[EXERCISE DETAILS]: Type out the records that follow, exactly as given.

┌────────

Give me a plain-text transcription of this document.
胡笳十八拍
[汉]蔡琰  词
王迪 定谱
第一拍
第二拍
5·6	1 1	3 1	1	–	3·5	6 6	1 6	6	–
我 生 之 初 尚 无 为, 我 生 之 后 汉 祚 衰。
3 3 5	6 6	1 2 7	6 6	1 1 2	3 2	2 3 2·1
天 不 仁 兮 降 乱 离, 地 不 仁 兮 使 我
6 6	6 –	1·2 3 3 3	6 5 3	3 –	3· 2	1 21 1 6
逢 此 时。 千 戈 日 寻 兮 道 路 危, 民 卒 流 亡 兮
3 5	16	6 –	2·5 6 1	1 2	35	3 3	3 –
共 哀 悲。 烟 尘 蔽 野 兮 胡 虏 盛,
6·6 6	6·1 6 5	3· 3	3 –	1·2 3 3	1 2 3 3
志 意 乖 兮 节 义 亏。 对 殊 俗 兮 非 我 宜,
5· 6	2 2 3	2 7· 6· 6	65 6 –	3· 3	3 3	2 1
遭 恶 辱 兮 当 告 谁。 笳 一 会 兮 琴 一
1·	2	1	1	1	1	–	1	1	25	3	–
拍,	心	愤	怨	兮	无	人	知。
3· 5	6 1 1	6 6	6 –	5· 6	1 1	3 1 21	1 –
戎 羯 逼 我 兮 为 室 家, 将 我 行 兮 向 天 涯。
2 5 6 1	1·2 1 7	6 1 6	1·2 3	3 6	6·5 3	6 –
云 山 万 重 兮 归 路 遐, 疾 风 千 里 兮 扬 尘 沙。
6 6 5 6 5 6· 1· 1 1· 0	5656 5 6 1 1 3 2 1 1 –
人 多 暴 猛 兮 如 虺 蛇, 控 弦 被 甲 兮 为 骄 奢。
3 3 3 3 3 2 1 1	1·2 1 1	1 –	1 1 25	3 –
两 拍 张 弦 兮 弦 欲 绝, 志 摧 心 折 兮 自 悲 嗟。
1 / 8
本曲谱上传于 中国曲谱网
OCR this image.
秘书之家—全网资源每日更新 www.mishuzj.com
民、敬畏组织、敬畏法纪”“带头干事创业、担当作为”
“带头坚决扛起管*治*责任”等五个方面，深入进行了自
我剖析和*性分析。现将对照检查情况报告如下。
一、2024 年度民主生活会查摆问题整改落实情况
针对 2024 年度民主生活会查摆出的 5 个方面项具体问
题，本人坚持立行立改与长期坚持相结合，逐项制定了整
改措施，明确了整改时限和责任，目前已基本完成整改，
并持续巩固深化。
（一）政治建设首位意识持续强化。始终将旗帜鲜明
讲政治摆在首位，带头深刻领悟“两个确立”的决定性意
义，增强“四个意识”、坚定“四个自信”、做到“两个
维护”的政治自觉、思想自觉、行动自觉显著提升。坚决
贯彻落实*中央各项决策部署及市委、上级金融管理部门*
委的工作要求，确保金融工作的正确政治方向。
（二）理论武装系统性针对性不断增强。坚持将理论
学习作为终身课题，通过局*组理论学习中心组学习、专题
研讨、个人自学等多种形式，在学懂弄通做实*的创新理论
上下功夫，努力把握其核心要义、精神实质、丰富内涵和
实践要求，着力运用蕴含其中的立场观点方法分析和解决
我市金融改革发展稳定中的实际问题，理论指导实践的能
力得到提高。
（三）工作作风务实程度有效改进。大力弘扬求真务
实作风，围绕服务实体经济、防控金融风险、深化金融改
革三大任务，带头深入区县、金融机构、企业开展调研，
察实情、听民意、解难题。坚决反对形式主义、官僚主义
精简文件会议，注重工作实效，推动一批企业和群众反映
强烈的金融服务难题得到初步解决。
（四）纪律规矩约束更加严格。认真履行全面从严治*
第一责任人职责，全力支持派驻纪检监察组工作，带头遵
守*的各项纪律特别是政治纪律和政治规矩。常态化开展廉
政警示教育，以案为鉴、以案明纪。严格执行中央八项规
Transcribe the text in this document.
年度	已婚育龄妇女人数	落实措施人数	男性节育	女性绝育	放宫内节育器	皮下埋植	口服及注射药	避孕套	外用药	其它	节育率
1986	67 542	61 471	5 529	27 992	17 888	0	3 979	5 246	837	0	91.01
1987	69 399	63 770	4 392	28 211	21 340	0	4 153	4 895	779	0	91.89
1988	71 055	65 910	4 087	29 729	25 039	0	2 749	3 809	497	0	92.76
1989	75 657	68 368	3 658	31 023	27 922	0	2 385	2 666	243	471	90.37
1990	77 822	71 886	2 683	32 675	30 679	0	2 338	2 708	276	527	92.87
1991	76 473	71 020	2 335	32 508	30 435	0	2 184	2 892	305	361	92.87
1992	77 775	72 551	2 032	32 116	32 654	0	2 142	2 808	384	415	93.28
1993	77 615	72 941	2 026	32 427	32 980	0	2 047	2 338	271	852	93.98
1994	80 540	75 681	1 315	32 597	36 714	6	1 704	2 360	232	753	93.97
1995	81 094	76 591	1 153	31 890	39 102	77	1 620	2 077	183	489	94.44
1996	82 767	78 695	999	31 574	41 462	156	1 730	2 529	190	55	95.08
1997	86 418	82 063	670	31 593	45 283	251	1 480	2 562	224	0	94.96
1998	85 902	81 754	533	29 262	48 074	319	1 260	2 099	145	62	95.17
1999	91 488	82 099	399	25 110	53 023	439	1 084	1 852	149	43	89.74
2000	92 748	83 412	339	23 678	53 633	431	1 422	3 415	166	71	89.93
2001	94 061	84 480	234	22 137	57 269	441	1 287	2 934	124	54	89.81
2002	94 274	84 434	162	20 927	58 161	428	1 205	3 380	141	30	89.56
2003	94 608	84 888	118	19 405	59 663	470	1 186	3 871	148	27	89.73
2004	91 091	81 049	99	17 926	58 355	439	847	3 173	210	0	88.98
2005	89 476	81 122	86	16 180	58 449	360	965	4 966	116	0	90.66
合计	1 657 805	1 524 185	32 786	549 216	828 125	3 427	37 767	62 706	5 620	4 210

└────────

[RESULT OF THE EXERCISE]:
Give me a plain-text transcription of this document.
胡笳十八拍
[汉]蔡琰  词
王迪 定谱
第一拍
第二拍
5·6	1 1	3 1	1	–	3·5	6 6	1 6	6	–
我 生 之 初 尚 无 为, 我 生 之 后 汉 祚 衰。
3 3 5	6 6	1 2 7	6 6	1 1 2	3 2	2 3 2·1
天 不 仁 兮 降 乱 离, 地 不 仁 兮 使 我
6 6	6 –	1·2 3 3 3	6 5 3	3 –	3· 2	1 21 1 6
逢 此 时。 千 戈 日 寻 兮 道 路 危, 民 卒 流 亡 兮
3 5	16	6 –	2·5 6 1	1 2	35	3 3	3 –
共 哀 悲。 烟 尘 蔽 野 兮 胡 虏 盛,
6·6 6	6·1 6 5	3· 3	3 –	1·2 3 3	1 2 3 3
志 意 乖 兮 节 义 亏。 对 殊 俗 兮 非 我 宜,
5· 6	2 2 3	2 7· 6· 6	65 6 –	3· 3	3 3	2 1
遭 恶 辱 兮 当 告 谁。 笳 一 会 兮 琴 一
1·	2	1	1	1	1	–	1	1	25	3	–
拍,	心	愤	怨	兮	无	人	知。
3· 5	6 1 1	6 6	6 –	5· 6	1 1	3 1 21	1 –
戎 羯 逼 我 兮 为 室 家, 将 我 行 兮 向 天 涯。
2 5 6 1	1·2 1 7	6 1 6	1·2 3	3 6	6·5 3	6 –
云 山 万 重 兮 归 路 遐, 疾 风 千 里 兮 扬 尘 沙。
6 6 5 6 5 6· 1· 1 1· 0	5656 5 6 1 1 3 2 1 1 –
人 多 暴 猛 兮 如 虺 蛇, 控 弦 被 甲 兮 为 骄 奢。
3 3 3 3 3 2 1 1	1·2 1 1	1 –	1 1 25	3 –
两 拍 张 弦 兮 弦 欲 绝, 志 摧 心 折 兮 自 悲 嗟。
1 / 8
本曲谱上传于 中国曲谱网
OCR this image.
秘书之家—全网资源每日更新 www.mishuzj.com
民、敬畏组织、敬畏法纪”“带头干事创业、担当作为”
“带头坚决扛起管*治*责任”等五个方面，深入进行了自
我剖析和*性分析。现将对照检查情况报告如下。
一、2024 年度民主生活会查摆问题整改落实情况
针对 2024 年度民主生活会查摆出的 5 个方面项具体问
题，本人坚持立行立改与长期坚持相结合，逐项制定了整
改措施，明确了整改时限和责任，目前已基本完成整改，
并持续巩固深化。
（一）政治建设首位意识持续强化。始终将旗帜鲜明
讲政治摆在首位，带头深刻领悟“两个确立”的决定性意
义，增强“四个意识”、坚定“四个自信”、做到“两个
维护”的政治自觉、思想自觉、行动自觉显著提升。坚决
贯彻落实*中央各项决策部署及市委、上级金融管理部门*
委的工作要求，确保金融工作的正确政治方向。
（二）理论武装系统性针对性不断增强。坚持将理论
学习作为终身课题，通过局*组理论学习中心组学习、专题
研讨、个人自学等多种形式，在学懂弄通做实*的创新理论
上下功夫，努力把握其核心要义、精神实质、丰富内涵和
实践要求，着力运用蕴含其中的立场观点方法分析和解决
我市金融改革发展稳定中的实际问题，理论指导实践的能
力得到提高。
（三）工作作风务实程度有效改进。大力弘扬求真务
实作风，围绕服务实体经济、防控金融风险、深化金融改
革三大任务，带头深入区县、金融机构、企业开展调研，
察实情、听民意、解难题。坚决反对形式主义、官僚主义
精简文件会议，注重工作实效，推动一批企业和群众反映
强烈的金融服务难题得到初步解决。
（四）纪律规矩约束更加严格。认真履行全面从严治*
第一责任人职责，全力支持派驻纪检监察组工作，带头遵
守*的各项纪律特别是政治纪律和政治规矩。常态化开展廉
政警示教育，以案为鉴、以案明纪。严格执行中央八项规
Transcribe the text in this document.
年度	已婚育龄妇女人数	落实措施人数	男性节育	女性绝育	放宫内节育器	皮下埋植	口服及注射药	避孕套	外用药	其它	节育率
1986	67 542	61 471	5 529	27 992	17 888	0	3 979	5 246	837	0	91.01
1987	69 399	63 770	4 392	28 211	21 340	0	4 153	4 895	779	0	91.89
1988	71 055	65 910	4 087	29 729	25 039	0	2 749	3 809	497	0	92.76
1989	75 657	68 368	3 658	31 023	27 922	0	2 385	2 666	243	471	90.37
1990	77 822	71 886	2 683	32 675	30 679	0	2 338	2 708	276	527	92.87
1991	76 473	71 020	2 335	32 508	30 435	0	2 184	2 892	305	361	92.87
1992	77 775	72 551	2 032	32 116	32 654	0	2 142	2 808	384	415	93.28
1993	77 615	72 941	2 026	32 427	32 980	0	2 047	2 338	271	852	93.98
1994	80 540	75 681	1 315	32 597	36 714	6	1 704	2 360	232	753	93.97
1995	81 094	76 591	1 153	31 890	39 102	77	1 620	2 077	183	489	94.44
1996	82 767	78 695	999	31 574	41 462	156	1 730	2 529	190	55	95.08
1997	86 418	82 063	670	31 593	45 283	251	1 480	2 562	224	0	94.96
1998	85 902	81 754	533	29 262	48 074	319	1 260	2 099	145	62	95.17
1999	91 488	82 099	399	25 110	53 023	439	1 084	1 852	149	43	89.74
2000	92 748	83 412	339	23 678	53 633	431	1 422	3 415	166	71	89.93
2001	94 061	84 480	234	22 137	57 269	441	1 287	2 934	124	54	89.81
2002	94 274	84 434	162	20 927	58 161	428	1 205	3 380	141	30	89.56
2003	94 608	84 888	118	19 405	59 663	470	1 186	3 871	148	27	89.73
2004	91 091	81 049	99	17 926	58 355	439	847	3 173	210	0	88.98
2005	89 476	81 122	86	16 180	58 449	360	965	4 966	116	0	90.66
合计	1 657 805	1 524 185	32 786	549 216	828 125	3 427	37 767	62 706	5 620	4 210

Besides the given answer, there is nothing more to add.